- _PROVIDED RECORDS_
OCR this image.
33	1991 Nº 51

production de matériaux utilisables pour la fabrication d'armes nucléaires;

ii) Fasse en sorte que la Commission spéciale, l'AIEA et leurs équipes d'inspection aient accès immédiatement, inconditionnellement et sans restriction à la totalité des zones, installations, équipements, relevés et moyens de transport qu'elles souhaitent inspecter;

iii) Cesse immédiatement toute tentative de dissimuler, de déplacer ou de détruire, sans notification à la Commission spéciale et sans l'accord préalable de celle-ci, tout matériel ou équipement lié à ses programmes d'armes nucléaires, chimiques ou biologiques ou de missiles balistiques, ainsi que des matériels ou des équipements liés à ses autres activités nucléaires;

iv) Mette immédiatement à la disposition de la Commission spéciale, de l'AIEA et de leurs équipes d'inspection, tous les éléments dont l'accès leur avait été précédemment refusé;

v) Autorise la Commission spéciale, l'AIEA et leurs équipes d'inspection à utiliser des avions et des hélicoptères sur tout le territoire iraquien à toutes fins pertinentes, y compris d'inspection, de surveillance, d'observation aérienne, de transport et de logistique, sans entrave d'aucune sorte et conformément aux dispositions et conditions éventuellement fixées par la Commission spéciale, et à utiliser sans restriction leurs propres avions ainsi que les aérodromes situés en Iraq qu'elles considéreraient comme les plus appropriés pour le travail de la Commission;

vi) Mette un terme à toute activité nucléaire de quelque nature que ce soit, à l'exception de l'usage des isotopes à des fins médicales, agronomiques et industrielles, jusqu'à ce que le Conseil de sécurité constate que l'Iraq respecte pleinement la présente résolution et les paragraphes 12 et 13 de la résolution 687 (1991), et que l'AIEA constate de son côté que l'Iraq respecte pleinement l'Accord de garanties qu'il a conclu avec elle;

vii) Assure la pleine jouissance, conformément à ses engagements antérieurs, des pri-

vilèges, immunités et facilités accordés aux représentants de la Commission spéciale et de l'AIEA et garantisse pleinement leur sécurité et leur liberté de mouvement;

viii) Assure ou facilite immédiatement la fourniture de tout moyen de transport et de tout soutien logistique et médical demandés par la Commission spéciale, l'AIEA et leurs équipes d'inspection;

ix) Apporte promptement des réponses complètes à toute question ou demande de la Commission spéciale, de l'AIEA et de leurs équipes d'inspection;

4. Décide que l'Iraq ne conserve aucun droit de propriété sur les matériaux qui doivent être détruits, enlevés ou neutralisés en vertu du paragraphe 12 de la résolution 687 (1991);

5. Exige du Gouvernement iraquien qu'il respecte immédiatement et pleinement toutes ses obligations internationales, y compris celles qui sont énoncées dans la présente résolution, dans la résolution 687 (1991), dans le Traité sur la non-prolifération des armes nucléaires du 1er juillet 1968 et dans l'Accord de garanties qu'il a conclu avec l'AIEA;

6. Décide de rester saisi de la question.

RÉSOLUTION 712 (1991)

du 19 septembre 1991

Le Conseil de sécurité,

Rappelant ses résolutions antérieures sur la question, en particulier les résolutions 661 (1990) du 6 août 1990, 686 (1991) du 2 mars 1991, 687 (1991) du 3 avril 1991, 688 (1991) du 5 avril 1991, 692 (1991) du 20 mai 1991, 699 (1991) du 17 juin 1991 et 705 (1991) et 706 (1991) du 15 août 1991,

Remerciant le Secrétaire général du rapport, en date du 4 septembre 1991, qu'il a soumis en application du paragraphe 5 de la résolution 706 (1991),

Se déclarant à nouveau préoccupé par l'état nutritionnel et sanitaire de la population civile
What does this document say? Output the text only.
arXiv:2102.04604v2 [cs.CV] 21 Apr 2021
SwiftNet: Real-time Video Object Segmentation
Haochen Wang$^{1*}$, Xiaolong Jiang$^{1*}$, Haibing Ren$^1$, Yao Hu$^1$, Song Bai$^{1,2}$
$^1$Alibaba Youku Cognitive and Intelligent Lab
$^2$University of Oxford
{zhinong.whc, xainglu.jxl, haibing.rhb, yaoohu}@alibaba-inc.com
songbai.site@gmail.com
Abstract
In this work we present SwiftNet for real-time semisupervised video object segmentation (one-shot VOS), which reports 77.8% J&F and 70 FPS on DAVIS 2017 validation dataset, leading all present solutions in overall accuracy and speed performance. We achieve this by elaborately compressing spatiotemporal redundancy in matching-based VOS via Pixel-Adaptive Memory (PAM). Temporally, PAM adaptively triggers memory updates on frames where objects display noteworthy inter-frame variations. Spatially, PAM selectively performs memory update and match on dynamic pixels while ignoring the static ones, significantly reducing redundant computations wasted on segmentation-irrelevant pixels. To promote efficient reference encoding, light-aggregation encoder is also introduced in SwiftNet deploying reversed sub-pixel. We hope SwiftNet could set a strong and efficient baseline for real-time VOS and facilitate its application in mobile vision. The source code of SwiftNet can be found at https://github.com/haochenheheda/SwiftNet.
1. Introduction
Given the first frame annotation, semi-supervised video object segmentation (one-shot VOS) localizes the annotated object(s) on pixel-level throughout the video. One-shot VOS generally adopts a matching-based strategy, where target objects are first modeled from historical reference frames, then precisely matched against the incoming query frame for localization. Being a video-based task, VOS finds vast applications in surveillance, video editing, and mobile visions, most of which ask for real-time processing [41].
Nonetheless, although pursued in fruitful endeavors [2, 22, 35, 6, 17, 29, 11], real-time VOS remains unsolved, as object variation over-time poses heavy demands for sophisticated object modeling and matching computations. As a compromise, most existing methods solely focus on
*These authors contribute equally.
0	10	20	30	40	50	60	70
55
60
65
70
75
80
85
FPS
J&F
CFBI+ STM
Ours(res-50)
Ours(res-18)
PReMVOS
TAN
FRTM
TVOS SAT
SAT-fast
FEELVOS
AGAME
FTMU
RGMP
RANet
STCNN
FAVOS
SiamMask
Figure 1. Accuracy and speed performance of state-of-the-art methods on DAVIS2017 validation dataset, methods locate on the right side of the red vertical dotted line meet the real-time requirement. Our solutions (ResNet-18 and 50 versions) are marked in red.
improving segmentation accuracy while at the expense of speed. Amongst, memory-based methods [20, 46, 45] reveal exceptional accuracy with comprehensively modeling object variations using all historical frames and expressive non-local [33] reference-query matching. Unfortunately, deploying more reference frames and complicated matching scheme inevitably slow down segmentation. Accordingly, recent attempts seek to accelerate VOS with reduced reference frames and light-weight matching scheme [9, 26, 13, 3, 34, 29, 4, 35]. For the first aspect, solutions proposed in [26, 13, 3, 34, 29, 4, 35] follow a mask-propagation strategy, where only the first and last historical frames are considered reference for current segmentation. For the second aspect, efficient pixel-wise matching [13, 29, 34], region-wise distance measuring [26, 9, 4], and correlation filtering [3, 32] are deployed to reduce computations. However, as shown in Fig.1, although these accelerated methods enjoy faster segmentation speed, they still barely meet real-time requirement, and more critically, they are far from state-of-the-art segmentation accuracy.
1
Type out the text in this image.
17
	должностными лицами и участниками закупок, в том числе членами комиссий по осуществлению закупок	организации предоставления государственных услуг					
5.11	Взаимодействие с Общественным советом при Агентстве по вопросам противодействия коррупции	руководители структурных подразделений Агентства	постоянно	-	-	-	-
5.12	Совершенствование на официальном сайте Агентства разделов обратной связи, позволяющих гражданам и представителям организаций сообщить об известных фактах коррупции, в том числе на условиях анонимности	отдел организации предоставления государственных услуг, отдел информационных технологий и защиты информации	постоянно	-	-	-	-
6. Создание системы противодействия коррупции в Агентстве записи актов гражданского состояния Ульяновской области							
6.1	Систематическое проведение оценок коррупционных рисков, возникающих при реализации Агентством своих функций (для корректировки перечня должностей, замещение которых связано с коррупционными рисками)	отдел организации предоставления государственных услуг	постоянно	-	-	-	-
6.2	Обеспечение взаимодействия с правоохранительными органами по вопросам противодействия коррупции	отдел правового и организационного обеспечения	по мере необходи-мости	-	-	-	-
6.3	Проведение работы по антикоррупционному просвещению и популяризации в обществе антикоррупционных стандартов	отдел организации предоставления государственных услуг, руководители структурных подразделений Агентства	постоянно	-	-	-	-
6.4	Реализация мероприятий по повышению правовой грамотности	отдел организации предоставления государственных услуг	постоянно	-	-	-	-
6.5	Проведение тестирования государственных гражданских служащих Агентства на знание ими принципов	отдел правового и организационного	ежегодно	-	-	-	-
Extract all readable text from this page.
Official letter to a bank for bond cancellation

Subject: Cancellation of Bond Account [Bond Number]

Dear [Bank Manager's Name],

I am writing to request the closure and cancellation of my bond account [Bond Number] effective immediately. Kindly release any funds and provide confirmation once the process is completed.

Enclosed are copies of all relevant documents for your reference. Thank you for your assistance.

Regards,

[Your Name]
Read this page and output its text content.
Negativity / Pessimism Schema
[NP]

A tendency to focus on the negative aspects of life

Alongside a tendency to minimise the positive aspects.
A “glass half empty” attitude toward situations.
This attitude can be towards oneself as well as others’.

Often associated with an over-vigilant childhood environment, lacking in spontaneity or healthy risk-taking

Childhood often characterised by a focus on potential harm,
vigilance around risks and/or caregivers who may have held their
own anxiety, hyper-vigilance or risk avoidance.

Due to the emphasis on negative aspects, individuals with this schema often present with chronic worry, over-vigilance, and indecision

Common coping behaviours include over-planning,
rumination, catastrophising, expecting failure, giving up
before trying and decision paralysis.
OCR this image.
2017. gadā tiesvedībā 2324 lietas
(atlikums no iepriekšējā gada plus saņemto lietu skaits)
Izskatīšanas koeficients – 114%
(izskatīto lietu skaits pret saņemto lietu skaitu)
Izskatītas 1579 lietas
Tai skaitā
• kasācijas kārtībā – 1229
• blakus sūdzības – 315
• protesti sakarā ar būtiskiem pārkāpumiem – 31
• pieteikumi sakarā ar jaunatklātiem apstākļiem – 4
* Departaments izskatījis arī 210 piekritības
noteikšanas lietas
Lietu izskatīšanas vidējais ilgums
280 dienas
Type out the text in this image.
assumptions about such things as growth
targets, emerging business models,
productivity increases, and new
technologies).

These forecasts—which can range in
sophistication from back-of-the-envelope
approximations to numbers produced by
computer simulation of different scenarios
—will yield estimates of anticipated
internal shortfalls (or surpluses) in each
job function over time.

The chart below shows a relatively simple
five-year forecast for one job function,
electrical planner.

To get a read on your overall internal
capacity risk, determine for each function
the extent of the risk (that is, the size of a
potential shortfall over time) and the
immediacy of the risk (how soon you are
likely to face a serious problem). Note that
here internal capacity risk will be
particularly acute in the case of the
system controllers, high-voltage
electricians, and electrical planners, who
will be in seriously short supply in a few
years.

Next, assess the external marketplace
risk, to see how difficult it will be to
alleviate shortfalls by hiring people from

- _PROBLEM REQUIREMENTS_
Using the data above, copy each line that contains "performance".

- _RESPONSE FOR THIS EXERCISE_
In this work we present SwiftNet for real-time semisupervised video object segmentation (one-shot VOS), which reports 77.8% J&F and 70 FPS on DAVIS 2017 validation dataset, leading all present solutions in overall accuracy and speed performance. We achieve this by elaborately compressing spatiotemporal redundancy in matching-based VOS via Pixel-Adaptive Memory (PAM). Temporally, PAM adaptively triggers memory updates on frames where objects display noteworthy inter-frame variations. Spatially, PAM selectively performs memory update and match on dynamic pixels while ignoring the static ones, significantly reducing redundant computations wasted on segmentation-irrelevant pixels. To promote efficient reference encoding, light-aggregation encoder is also introduced in SwiftNet deploying reversed sub-pixel. We hope SwiftNet could set a strong and efficient baseline for real-time VOS and facilitate its application in mobile vision. The source code of SwiftNet can be found at https://github.com/haochenheheda/SwiftNet.
Figure 1. Accuracy and speed performance of state-of-the-art methods on DAVIS2017 validation dataset, methods locate on the right side of the red vertical dotted line meet the real-time requirement. Our solutions (ResNet-18 and 50 versions) are marked in red.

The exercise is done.